● **Reading text**:
* * * * *
Hey, if Dells are good enough for Stargate Command...
I have a Dell XPS 420, Intel Core 2 Quad Q6600, with 4x1Gb dual-channel 800MHz DDR2 memory. The Nvidia GeForce 8800 GTX 768 PCIe it came with is broken. I think I will replace it with a 1Gb Galaxy GeForce 9800 GT. What do you think?
Nigel
The kids today don't even remember when all Dells were beige, and full of horrible non-standard
components...
Answer:
Yes, that card should work fine. So would a number of other options, though.
I'm leery about installing new and exciting video cards in older brand-name computers, but that's mainly because the power supply can't necessarily deliver enough juice, and in a brand-name (or funny-shaped) computer the PSU can be difficult and/or impractically expensive to replace.
Dell used to be terrible in this respect, using special PSUs with the same connector as a normal ATX PSU, but a different pinout. So anybody who "upgraded" to an ATX PSU barbecued their motherboard.
They're much better now, though; the XPS 420 has a BTX-form-factor motherboard, but like other standard BTX systems, it has a normal ATX PSU.
If the computer originally had an 8800 GTX in it, though, it'll be OK with lots of current graphics cards. A single 8800 GTX can draw a peak of more than 150 watts; the 9800 GT you're considering tops out under 120. A GeForce GTX 280 peaks at well over 200 watts, but the rather-better-value GTX 260 doesn't draw a lot more than your 8800 did.
A Radeon HD 4870 wouldn't draw significantly more than your 8800, either. ATI cards have had a significant price/performance edge over Nvidia products for some time now, and there are several options at or below your wattage budget. A Radeon 5850, for instance, shouldn't strain your PSU, and would give you a substantial video-performance improvement over your old 8800, or the not-a-lot-faster 9800 you're considering. (9800s are considerably cheaper than 5850s, though.)
* * * * *
● **Listed records**:

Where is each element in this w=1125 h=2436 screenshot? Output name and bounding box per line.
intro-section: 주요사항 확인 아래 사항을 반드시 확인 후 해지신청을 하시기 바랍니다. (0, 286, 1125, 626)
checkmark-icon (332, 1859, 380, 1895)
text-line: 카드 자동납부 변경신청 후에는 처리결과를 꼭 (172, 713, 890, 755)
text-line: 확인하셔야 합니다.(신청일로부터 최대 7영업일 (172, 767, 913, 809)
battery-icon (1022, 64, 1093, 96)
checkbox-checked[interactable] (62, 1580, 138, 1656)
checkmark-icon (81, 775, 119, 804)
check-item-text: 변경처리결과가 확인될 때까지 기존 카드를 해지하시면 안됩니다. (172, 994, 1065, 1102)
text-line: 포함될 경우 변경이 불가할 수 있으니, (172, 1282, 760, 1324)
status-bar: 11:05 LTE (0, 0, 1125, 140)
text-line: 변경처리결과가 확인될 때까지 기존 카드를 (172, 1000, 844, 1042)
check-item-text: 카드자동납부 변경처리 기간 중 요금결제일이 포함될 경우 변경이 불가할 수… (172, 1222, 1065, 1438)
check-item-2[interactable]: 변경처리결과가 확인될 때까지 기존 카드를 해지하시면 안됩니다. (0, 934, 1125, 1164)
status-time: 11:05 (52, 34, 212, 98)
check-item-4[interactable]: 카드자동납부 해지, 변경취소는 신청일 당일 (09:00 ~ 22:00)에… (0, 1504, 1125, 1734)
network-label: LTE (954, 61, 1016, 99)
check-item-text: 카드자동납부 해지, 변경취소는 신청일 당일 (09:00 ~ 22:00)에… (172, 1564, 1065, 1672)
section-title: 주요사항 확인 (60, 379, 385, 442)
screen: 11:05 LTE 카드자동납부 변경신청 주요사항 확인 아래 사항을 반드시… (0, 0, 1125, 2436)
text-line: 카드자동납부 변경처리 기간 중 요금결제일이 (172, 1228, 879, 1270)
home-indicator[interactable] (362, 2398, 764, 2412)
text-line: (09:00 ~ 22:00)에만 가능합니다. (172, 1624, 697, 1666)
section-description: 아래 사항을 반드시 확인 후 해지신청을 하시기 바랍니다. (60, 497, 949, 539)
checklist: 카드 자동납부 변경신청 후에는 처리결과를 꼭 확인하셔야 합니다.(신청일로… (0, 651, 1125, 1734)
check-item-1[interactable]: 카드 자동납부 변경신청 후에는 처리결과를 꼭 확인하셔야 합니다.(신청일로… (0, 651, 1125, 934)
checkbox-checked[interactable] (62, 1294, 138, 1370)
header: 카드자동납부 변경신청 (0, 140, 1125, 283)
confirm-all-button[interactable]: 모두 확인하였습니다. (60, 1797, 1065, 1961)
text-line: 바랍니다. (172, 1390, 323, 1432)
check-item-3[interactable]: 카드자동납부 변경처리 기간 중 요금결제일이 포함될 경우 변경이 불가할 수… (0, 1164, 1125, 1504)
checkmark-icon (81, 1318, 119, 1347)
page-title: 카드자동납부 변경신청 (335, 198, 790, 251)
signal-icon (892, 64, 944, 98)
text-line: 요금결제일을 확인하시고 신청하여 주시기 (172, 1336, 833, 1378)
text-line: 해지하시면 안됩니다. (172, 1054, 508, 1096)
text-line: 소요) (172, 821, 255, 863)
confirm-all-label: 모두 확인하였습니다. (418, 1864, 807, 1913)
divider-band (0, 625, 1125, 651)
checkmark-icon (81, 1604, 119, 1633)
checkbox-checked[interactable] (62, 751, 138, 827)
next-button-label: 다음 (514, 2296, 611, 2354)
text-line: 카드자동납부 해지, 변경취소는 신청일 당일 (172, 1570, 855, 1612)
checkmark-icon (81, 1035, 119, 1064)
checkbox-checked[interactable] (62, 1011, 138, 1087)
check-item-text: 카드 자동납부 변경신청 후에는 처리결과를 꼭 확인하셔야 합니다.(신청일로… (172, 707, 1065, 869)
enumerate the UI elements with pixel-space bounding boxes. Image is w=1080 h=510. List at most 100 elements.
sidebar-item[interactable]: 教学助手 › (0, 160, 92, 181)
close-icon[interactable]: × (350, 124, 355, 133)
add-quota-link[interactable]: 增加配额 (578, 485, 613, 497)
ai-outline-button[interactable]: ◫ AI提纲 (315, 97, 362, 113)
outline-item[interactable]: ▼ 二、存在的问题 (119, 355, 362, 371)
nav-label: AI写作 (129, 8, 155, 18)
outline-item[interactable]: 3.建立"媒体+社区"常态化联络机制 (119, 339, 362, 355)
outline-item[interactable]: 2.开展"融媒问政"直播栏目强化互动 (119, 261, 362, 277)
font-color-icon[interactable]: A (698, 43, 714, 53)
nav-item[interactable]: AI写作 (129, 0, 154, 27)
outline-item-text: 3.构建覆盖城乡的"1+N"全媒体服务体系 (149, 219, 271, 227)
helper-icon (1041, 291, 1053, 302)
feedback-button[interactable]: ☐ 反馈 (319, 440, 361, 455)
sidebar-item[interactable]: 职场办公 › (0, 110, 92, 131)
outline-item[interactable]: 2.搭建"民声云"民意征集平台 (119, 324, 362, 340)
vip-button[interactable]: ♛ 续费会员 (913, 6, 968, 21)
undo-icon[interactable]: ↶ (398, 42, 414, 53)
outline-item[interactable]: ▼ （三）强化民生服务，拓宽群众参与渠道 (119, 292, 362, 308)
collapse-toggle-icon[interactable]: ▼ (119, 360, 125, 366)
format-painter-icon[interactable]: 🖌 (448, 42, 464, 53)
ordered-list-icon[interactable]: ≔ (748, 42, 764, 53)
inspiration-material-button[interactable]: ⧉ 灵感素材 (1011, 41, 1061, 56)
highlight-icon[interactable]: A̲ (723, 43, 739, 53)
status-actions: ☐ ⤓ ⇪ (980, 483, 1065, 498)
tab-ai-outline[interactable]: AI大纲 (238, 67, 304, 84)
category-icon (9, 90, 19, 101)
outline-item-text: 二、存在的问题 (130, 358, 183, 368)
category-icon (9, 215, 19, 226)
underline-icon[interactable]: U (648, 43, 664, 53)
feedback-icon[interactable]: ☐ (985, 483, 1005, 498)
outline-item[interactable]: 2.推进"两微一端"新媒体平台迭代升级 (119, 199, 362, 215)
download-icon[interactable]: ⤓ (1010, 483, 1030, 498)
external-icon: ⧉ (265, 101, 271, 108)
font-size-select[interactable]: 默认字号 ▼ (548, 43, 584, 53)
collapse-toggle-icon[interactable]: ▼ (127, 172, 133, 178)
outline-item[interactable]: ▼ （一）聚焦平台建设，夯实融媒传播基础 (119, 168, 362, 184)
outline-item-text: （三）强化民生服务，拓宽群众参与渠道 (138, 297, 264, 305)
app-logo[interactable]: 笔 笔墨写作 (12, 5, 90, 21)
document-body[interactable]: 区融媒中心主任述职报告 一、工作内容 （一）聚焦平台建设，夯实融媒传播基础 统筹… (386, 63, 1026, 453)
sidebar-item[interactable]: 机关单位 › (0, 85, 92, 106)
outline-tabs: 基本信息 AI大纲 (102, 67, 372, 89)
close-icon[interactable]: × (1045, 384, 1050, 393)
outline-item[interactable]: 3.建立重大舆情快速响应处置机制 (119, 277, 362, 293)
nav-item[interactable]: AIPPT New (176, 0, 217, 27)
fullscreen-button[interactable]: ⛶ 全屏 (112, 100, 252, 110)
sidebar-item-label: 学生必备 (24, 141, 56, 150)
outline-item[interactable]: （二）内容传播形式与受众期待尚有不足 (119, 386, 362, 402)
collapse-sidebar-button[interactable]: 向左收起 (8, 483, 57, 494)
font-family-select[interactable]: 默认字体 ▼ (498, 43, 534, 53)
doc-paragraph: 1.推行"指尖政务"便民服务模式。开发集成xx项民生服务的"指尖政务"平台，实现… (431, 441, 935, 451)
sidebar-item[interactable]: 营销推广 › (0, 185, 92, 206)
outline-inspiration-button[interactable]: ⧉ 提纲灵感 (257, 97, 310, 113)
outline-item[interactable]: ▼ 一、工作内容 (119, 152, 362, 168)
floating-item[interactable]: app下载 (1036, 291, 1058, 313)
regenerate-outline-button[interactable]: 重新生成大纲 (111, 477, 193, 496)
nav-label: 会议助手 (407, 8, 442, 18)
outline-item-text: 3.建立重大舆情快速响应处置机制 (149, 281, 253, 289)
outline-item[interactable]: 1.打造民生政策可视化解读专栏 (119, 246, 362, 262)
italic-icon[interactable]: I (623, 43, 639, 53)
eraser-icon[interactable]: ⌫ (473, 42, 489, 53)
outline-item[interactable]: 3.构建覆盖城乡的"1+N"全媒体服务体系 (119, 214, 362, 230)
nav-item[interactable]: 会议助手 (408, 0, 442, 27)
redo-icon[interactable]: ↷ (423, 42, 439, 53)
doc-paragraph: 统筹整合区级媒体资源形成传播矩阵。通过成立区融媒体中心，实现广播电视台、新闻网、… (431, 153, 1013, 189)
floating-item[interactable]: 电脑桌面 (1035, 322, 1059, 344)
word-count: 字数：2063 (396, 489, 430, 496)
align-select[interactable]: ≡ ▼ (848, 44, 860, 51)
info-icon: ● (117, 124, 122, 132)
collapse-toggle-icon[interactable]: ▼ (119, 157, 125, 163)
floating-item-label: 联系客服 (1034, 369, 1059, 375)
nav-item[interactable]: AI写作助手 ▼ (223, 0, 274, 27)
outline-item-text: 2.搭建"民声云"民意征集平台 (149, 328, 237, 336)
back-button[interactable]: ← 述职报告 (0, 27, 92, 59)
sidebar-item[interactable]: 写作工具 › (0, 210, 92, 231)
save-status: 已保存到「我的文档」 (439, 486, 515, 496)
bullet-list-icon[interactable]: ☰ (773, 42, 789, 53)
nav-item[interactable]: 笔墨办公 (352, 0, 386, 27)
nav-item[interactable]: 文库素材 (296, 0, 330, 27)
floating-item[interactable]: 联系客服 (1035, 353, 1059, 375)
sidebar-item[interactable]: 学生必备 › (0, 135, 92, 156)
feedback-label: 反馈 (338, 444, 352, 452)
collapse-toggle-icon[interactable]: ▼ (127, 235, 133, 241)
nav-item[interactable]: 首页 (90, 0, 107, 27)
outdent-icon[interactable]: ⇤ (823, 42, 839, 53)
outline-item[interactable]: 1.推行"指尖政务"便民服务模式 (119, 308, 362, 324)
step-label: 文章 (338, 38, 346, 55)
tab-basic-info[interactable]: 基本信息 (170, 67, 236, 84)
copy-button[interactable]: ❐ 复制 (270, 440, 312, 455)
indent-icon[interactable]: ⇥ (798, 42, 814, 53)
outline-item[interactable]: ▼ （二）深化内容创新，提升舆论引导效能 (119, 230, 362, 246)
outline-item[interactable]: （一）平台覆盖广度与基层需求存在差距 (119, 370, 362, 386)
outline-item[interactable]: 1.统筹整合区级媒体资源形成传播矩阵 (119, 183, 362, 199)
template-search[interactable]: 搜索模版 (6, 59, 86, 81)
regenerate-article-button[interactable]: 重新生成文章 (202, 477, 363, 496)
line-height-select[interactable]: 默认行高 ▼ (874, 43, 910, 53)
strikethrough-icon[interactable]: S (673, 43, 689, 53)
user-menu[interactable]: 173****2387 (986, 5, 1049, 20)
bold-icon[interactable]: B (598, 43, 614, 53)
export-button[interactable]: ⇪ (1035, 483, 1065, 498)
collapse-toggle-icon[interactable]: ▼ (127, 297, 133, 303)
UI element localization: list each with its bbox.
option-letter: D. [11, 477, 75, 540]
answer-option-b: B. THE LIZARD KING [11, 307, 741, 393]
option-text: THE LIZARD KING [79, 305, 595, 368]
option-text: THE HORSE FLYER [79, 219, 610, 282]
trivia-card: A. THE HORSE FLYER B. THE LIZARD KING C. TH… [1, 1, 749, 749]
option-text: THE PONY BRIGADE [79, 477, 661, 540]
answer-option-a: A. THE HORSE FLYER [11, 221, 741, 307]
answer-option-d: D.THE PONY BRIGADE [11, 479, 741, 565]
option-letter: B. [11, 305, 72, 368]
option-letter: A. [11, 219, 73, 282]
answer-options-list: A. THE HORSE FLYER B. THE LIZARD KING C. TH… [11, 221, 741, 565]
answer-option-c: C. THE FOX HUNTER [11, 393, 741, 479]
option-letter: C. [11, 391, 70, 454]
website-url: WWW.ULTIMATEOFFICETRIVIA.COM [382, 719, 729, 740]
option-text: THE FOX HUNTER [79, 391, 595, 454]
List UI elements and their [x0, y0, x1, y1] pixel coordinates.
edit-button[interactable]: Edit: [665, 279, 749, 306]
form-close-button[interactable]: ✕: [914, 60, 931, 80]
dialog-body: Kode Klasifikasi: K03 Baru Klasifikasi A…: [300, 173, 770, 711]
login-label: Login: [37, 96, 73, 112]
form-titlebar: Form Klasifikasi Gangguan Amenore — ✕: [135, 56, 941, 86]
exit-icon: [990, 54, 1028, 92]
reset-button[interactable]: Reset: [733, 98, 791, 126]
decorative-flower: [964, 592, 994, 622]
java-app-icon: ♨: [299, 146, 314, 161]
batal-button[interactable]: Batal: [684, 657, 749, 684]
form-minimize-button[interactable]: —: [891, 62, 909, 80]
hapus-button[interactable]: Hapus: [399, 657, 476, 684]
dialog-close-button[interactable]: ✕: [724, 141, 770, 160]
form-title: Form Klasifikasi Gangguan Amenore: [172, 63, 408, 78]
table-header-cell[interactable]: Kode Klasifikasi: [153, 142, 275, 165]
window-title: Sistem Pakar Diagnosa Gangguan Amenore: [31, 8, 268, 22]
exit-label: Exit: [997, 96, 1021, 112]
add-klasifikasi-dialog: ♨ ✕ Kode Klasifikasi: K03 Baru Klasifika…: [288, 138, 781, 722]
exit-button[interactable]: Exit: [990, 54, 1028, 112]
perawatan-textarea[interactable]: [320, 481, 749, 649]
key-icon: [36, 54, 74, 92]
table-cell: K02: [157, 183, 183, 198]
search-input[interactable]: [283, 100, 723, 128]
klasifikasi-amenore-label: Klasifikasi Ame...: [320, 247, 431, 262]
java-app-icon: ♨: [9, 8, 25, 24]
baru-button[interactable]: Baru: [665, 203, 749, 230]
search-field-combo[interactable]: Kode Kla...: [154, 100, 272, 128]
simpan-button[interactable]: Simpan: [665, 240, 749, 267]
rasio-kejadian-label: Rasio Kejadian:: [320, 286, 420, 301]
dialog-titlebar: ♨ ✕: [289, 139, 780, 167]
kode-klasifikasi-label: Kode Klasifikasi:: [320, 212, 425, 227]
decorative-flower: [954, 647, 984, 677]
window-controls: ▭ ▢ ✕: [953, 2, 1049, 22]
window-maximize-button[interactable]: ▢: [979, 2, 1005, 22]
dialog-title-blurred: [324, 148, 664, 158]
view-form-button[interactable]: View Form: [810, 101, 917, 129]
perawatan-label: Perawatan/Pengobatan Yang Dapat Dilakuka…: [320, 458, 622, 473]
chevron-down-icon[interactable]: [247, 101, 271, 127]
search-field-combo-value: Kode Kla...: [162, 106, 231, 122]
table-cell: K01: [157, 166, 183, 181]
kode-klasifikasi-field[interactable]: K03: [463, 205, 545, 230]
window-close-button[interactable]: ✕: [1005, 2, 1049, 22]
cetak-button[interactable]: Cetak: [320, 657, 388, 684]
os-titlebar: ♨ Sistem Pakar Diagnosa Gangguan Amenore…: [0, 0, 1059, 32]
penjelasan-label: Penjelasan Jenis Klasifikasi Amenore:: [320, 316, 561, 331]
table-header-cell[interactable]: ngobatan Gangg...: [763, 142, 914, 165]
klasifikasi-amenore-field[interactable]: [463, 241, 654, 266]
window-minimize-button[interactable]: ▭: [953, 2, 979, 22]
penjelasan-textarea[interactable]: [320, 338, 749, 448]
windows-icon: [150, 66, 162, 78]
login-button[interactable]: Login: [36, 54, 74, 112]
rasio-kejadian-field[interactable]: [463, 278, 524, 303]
* * * * *
● **Problem A**:
Answer these questions using the graphics card text.
(i) Which Dell model does Nigel own?
(ii) What form factor does the motherboard in that model use?
(iii) What peak power can a single 8800 GTX draw?
● **Problem B**:
Reproduce the graphics card text from "I have a Dell" up to and including "other options, though.".
● **Problem C**:
Write what comes next in the graphics card text, starting after its last sentence.

● **Answer space A**:
(i) A Dell XPS 420.
(ii) BTX.
(iii) More than 150 watts.

● **Answer space B**:
I have a Dell XPS 420, Intel Core 2 Quad Q6600, with 4x1Gb dual-channel 800MHz DDR2 memory. The Nvidia GeForce 8800 GTX 768 PCIe it came with is broken. I think I will replace it with a 1Gb Galaxy GeForce 9800 GT. What do you think?
Nigel
The kids today don't even remember when all Dells were beige, and full of horrible non-standard
components...
Answer:
Yes, that card should work fine. So would a number of other options, though.

● **Answer space C**:
Note that there's also the GeForce GTS 250, which is a rebadged 9800 GTX. Early 250s were a pure rebadge job, later versions use a bit less power, but aren't any faster. The same goes for the GTS 240; that's a rebadged, lower-power-consumption 9800 GT. (But the inexpensive GT 240, without the S, is a new, if not very fast, card.)
And now, the List of Ways This Could Backfire:
If you're running a 32-bit version of Windows, a graphics card with more memory will create a bigger "hole" in the memory map, which will reduce your accessible system RAM. If you're running 64-bit Windows, the difference should be negligible.
If there's actually nothing wrong with the old graphics card, because the problem is really with the slot or motherboard or PSU or something else, then obviously swapping the card won't help.
If the old card really is dead, but was not the agent of its own demise, then swapping in a new card could just kill that one too. It is possible, though not likely, for a motherboard fault to connect a high-current PSU rail to ground through the graphics card, or do something similarly horrendous.
Oh, and remember to take anti-static precautions when working on your PC. Just because the system starts up after you swap a card without even touching bare chassis metal from time to time doesn't mean you haven't damaged a component, and made the computer less reliable.